Dataset excerpt
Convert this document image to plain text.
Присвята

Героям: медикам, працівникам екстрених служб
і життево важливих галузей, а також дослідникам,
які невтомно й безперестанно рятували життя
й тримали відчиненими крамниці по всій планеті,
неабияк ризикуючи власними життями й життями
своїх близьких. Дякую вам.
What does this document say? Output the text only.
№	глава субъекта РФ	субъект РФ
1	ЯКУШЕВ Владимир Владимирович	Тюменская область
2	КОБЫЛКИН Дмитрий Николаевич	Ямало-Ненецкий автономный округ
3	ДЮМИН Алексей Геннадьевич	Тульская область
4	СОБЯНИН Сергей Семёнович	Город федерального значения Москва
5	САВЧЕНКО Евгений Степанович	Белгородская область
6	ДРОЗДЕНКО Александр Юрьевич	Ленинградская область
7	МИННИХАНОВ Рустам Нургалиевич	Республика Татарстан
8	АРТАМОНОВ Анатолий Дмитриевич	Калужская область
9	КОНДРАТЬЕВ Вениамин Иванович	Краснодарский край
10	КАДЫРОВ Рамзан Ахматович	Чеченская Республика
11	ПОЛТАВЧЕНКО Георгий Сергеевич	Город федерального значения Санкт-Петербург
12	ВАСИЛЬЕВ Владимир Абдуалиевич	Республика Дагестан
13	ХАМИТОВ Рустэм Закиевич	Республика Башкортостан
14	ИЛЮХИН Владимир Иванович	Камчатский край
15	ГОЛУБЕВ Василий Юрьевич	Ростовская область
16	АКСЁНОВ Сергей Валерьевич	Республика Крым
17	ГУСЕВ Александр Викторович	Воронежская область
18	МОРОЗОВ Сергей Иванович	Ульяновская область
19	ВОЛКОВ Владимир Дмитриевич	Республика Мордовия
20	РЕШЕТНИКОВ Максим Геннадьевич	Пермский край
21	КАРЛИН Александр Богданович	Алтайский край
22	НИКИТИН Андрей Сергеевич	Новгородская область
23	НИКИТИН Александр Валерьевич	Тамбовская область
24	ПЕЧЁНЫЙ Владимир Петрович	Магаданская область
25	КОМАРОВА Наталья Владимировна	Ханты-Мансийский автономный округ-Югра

* * *

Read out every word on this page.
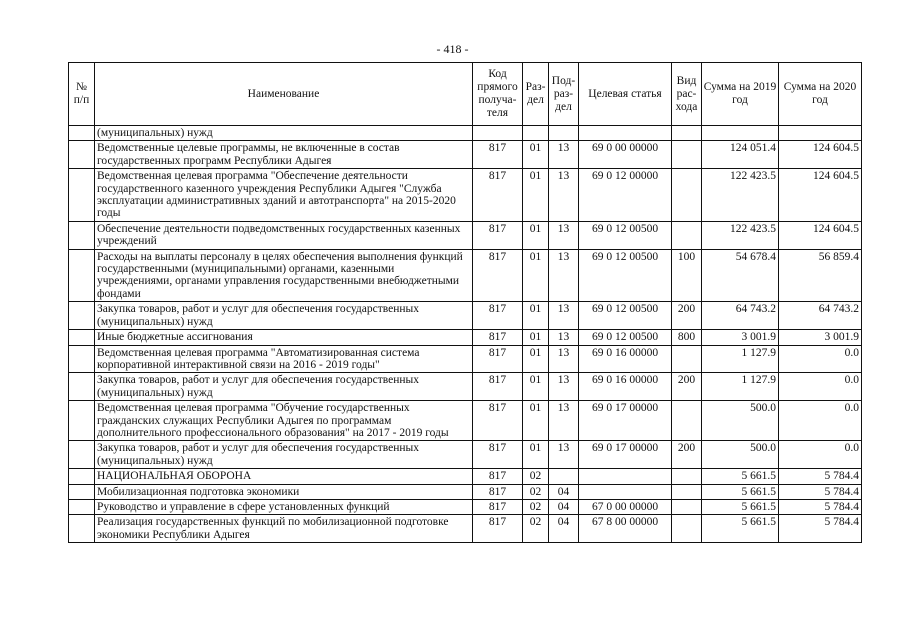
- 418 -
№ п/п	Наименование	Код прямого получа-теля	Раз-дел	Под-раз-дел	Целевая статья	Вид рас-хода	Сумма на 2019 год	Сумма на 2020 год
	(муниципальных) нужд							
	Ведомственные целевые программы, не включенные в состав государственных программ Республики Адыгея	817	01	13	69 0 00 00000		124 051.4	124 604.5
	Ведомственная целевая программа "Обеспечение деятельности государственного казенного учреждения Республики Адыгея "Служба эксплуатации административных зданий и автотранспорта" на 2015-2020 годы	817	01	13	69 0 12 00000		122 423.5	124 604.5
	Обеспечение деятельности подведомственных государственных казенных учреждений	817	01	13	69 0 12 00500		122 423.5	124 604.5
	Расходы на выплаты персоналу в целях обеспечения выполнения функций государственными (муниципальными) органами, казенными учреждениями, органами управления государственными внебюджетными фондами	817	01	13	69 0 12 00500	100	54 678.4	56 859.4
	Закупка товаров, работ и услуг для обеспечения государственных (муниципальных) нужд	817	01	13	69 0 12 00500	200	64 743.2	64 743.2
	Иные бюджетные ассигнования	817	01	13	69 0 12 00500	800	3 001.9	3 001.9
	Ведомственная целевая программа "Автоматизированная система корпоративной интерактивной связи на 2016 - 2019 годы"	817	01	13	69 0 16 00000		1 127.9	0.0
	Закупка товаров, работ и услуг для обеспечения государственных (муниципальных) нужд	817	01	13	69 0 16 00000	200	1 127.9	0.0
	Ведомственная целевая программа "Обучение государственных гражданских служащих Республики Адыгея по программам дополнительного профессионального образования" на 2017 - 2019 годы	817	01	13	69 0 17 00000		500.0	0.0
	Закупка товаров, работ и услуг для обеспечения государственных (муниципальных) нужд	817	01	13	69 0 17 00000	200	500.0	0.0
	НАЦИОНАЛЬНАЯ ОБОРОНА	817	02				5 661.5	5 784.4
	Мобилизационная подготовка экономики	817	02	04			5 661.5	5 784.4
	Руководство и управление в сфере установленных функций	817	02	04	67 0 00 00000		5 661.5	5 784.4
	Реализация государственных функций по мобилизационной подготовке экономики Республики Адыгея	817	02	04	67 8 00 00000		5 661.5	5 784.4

Stated problem
From the data above, copy each line that holds "Сергей".

Response
4	СОБЯНИН Сергей Семёнович	Город федерального значения Москва
16	АКСЁНОВ Сергей Валерьевич	Республика Крым
18	МОРОЗОВ Сергей Иванович	Ульяновская область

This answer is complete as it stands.